▶ [EXERCISE DETAILS]:
Collect the lines of the entries where "JSON" shows up.
◆ ◆ ◆ ◆ ◆ ◆ ◆
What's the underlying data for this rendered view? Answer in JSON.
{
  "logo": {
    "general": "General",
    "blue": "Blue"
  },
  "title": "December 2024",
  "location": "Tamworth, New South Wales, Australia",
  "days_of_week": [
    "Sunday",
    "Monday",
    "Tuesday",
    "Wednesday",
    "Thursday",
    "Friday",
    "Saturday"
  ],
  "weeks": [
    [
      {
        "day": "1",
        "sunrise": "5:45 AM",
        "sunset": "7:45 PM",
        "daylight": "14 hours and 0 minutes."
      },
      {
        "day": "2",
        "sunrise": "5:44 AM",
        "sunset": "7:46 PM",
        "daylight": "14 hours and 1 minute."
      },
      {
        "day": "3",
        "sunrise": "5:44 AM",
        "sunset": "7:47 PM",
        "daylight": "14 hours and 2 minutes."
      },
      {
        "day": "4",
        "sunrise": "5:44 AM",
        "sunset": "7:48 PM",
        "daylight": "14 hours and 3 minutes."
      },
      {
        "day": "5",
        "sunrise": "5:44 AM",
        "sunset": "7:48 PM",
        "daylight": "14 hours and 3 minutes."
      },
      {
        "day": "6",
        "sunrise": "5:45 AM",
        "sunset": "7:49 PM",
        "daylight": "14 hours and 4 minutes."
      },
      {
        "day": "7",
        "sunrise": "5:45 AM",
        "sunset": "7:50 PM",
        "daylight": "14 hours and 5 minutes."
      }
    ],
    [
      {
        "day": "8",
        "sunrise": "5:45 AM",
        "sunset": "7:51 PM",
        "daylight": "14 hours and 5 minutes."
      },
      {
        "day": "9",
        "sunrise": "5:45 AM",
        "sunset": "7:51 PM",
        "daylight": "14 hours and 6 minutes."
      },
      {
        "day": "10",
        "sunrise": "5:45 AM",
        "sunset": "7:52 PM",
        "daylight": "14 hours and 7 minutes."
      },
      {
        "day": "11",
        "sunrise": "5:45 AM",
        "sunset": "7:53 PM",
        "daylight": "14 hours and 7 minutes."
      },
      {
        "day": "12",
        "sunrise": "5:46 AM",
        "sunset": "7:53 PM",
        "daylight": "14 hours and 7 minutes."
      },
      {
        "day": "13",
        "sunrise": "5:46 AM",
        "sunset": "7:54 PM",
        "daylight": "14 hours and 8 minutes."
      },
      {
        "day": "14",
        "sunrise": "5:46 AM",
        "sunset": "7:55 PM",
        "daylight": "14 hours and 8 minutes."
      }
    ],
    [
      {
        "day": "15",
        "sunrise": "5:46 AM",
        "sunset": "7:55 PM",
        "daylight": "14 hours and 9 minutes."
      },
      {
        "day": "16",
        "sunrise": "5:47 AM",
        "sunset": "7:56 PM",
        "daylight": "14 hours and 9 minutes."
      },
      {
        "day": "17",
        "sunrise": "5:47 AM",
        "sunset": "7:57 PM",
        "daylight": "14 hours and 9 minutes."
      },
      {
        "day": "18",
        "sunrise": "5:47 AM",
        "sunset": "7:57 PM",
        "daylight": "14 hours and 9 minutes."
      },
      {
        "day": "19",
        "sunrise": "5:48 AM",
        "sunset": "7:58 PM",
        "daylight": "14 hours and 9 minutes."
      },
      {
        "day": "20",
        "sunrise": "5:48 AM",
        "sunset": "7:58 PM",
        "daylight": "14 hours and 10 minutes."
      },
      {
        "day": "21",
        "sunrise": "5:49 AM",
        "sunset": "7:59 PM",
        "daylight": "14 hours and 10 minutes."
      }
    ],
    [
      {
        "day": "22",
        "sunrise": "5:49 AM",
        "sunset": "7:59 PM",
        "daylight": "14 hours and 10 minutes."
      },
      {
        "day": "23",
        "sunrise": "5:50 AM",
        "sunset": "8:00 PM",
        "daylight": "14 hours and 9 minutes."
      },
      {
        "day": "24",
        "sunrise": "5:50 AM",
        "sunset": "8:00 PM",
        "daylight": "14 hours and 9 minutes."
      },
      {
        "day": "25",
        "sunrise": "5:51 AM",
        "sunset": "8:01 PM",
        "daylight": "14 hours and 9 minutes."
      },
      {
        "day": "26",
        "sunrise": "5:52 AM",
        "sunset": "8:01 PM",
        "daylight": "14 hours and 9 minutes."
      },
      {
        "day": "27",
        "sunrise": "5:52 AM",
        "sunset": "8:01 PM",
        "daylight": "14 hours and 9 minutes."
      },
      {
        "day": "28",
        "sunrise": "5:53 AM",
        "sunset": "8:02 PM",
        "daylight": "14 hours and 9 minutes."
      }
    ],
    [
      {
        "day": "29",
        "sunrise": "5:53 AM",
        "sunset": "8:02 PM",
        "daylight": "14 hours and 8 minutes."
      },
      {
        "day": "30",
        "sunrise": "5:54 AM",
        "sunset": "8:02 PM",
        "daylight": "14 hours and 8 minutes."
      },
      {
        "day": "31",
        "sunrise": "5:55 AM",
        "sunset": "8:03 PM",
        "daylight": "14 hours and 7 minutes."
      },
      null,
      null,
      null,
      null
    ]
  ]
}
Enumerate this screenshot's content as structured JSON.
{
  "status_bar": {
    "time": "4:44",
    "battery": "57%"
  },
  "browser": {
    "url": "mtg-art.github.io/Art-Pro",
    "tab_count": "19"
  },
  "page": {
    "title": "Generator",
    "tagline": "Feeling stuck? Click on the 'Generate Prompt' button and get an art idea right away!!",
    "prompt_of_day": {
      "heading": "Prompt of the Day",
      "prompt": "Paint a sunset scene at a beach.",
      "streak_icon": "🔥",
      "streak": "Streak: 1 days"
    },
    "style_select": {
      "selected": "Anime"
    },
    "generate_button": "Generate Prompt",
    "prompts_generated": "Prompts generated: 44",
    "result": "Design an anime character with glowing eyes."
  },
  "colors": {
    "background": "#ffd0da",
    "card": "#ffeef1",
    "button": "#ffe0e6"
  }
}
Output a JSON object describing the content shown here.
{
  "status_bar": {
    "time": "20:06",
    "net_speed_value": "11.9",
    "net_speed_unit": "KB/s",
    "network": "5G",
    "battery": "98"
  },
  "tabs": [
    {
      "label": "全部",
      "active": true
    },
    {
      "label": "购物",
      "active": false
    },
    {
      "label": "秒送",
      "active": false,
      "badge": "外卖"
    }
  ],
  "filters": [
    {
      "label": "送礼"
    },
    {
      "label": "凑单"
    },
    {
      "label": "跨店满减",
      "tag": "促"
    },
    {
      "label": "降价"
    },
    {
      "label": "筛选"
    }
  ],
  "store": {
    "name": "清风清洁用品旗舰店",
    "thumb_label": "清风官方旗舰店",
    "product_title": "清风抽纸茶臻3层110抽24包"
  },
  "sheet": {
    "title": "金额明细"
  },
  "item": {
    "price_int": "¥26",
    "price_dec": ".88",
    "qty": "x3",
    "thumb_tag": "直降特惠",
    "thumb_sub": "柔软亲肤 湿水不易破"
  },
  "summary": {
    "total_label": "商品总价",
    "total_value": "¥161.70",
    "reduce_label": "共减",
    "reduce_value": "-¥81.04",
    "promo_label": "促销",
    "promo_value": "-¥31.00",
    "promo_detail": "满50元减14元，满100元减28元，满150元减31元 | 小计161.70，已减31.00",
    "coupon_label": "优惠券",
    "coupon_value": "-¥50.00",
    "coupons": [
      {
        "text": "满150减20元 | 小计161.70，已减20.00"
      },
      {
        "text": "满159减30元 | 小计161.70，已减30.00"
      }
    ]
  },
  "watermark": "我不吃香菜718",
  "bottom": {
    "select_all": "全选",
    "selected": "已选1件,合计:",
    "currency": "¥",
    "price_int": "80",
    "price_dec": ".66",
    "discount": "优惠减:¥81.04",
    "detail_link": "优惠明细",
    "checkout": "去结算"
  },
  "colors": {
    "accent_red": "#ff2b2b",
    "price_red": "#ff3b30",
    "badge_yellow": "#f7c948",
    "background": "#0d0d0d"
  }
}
◆ ◆ ◆ ◆ ◆ ◆ ◆
▶ [THE SOLUTION]:
What's the underlying data for this rendered view? Answer in JSON.
Enumerate this screenshot's content as structured JSON.
Output a JSON object describing the content shown here.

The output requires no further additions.